- _Instruction_: Copy all lines of the listing that include the string "below".

[Stored items from a collection]
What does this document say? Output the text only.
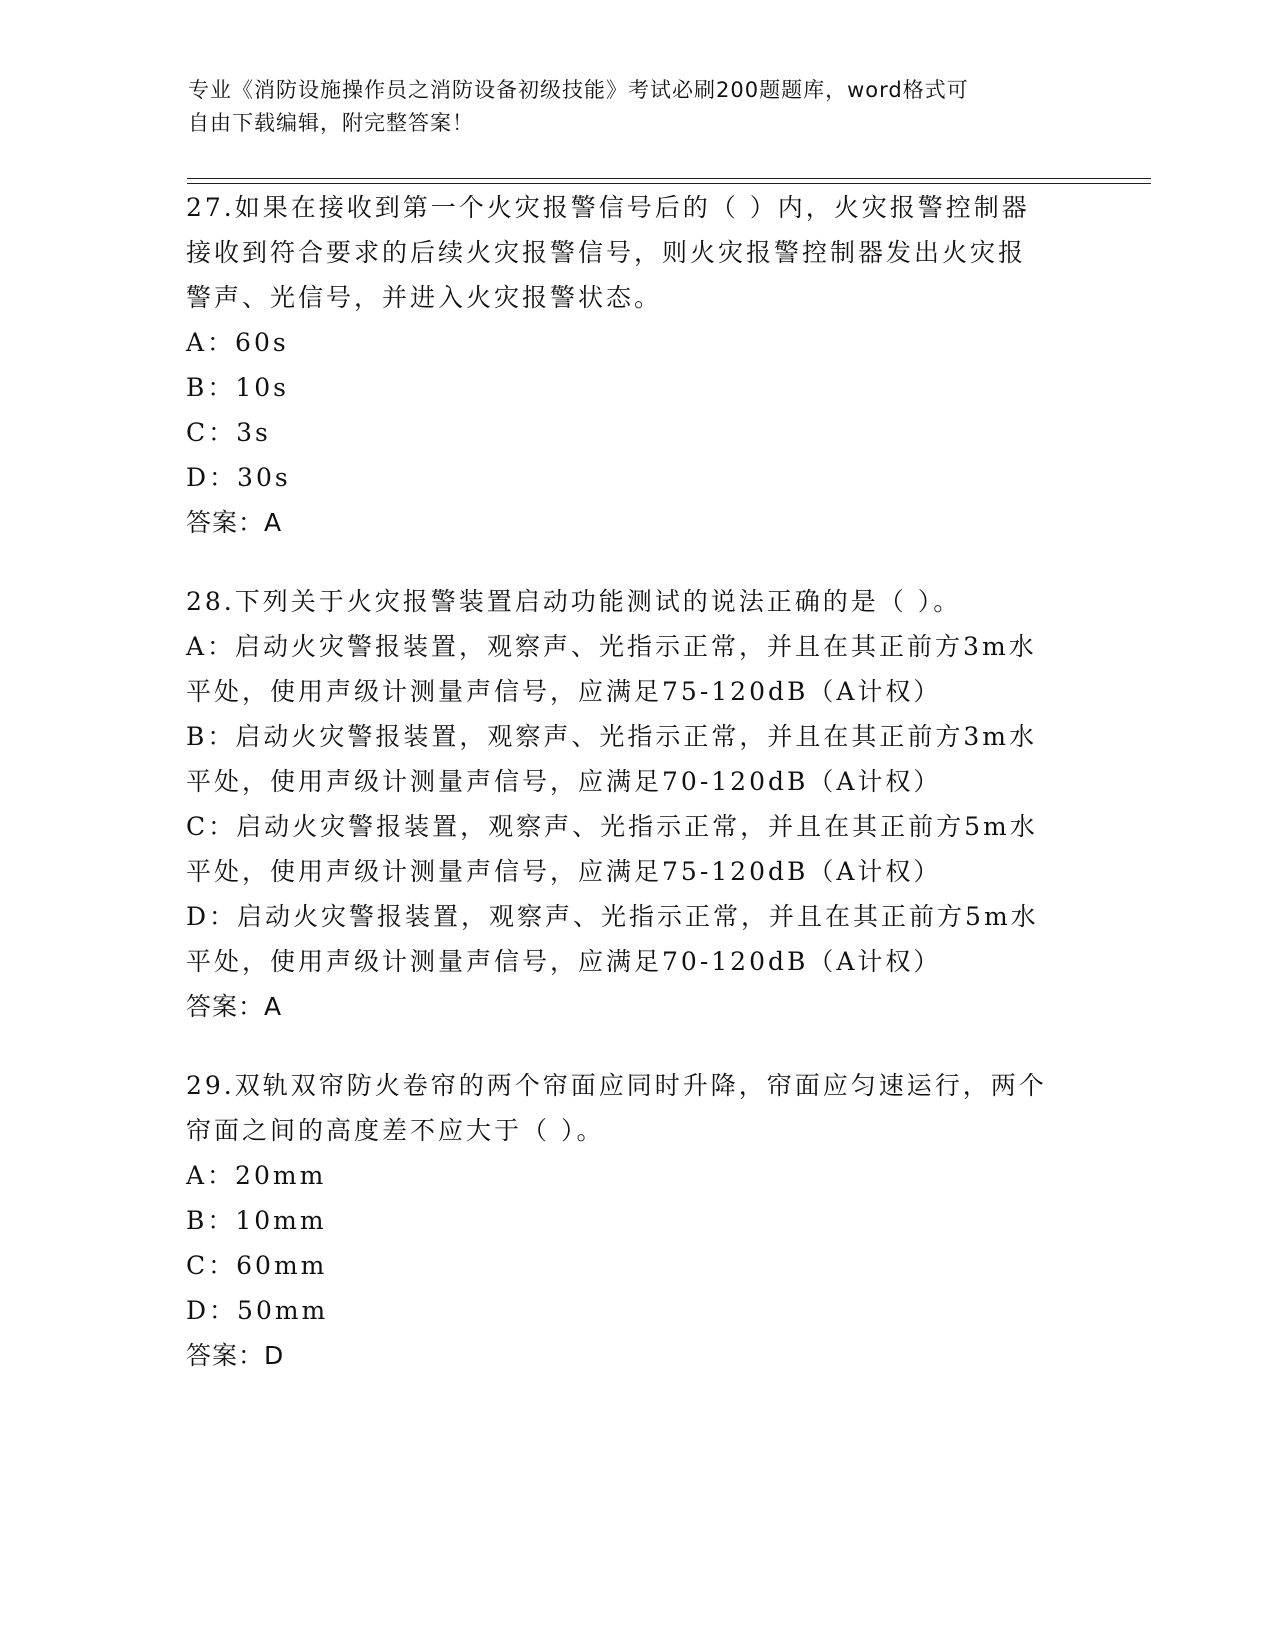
专业《消防设施操作员之消防设备初级技能》考试必刷200题题库，word格式可
自由下载编辑，附完整答案！
27.如果在接收到第一个火灾报警信号后的（ ）内，火灾报警控制器
接收到符合要求的后续火灾报警信号，则火灾报警控制器发出火灾报
警声、光信号，并进入火灾报警状态。
A：60s
B：10s
C：3s
D：30s
答案：A
28.下列关于火灾报警装置启动功能测试的说法正确的是（ ）。
A：启动火灾警报装置，观察声、光指示正常，并且在其正前方3m水
平处，使用声级计测量声信号，应满足75-120dB（A计权）
B：启动火灾警报装置，观察声、光指示正常，并且在其正前方3m水
平处，使用声级计测量声信号，应满足70-120dB（A计权）
C：启动火灾警报装置，观察声、光指示正常，并且在其正前方5m水
平处，使用声级计测量声信号，应满足75-120dB（A计权）
D：启动火灾警报装置，观察声、光指示正常，并且在其正前方5m水
平处，使用声级计测量声信号，应满足70-120dB（A计权）
答案：A
29.双轨双帘防火卷帘的两个帘面应同时升降，帘面应匀速运行，两个
帘面之间的高度差不应大于（ ）。
A：20mm
B：10mm
C：60mm
D：50mm
答案：D
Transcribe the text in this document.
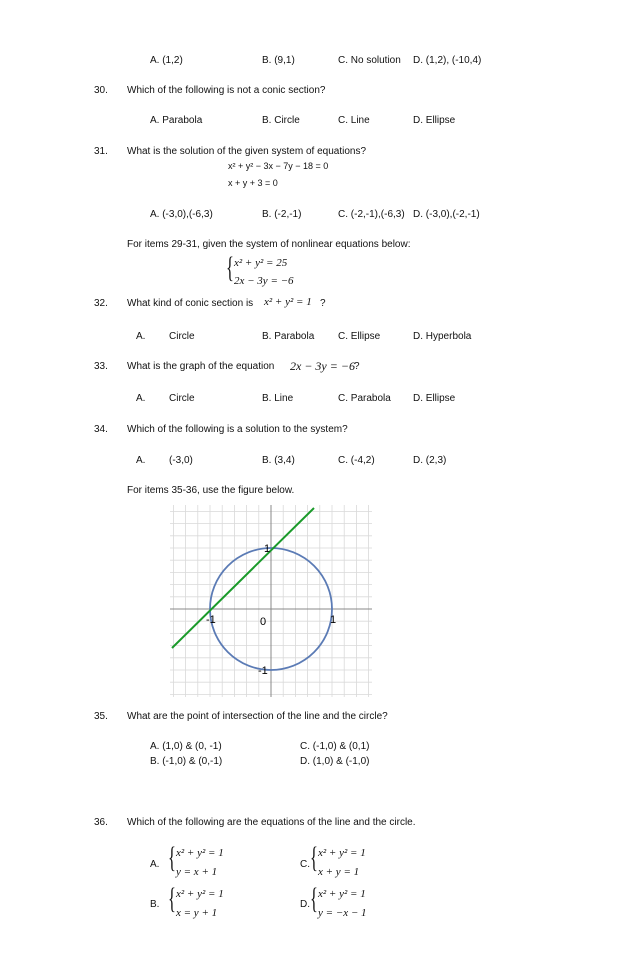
A. (1,2)	B. (9,1)	C. No solution D. (1,2), (-10,4)
30. Which of the following is not a conic section?
A. Parabola	B. Circle	C. Line	D. Ellipse
31. What is the solution of the given system of equations?
x² + y² − 3x − 7y − 18 = 0
x + y + 3 = 0
A. (-3,0),(-6,3)	B. (-2,-1)	C. (-2,-1),(-6,3) D. (-3,0),(-2,-1)
For items 29-31, given the system of nonlinear equations below:
{ x² + y² = 25
2x − 3y = −6
32. What kind of conic section is x² + y² = 1 ?
A. Circle	B. Parabola C. Ellipse	D. Hyperbola
33. What is the graph of the equation 2x − 3y = −6 ?
A. Circle	B. Line	C. Parabola D. Ellipse
34. Which of the following is a solution to the system?
A. (-3,0)	B. (3,4)	C. (-4,2)	D. (2,3)
For items 35-36, use the figure below.
-1	0	1
1
-1
35. What are the point of intersection of the line and the circle?
A. (1,0) & (0, -1)
B. (-1,0) & (0,-1)
C. (-1,0) & (0,1)
D. (1,0) & (-1,0)
36. Which of the following are the equations of the line and the circle.
A. { x² + y² = 1
y = x + 1
C. { x² + y² = 1
x + y = 1
B. { x² + y² = 1
x = y + 1
D. { x² + y² = 1
y = −x − 1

- _Written solution_:
For items 29-31, given the system of nonlinear equations below:
For items 35-36, use the figure below.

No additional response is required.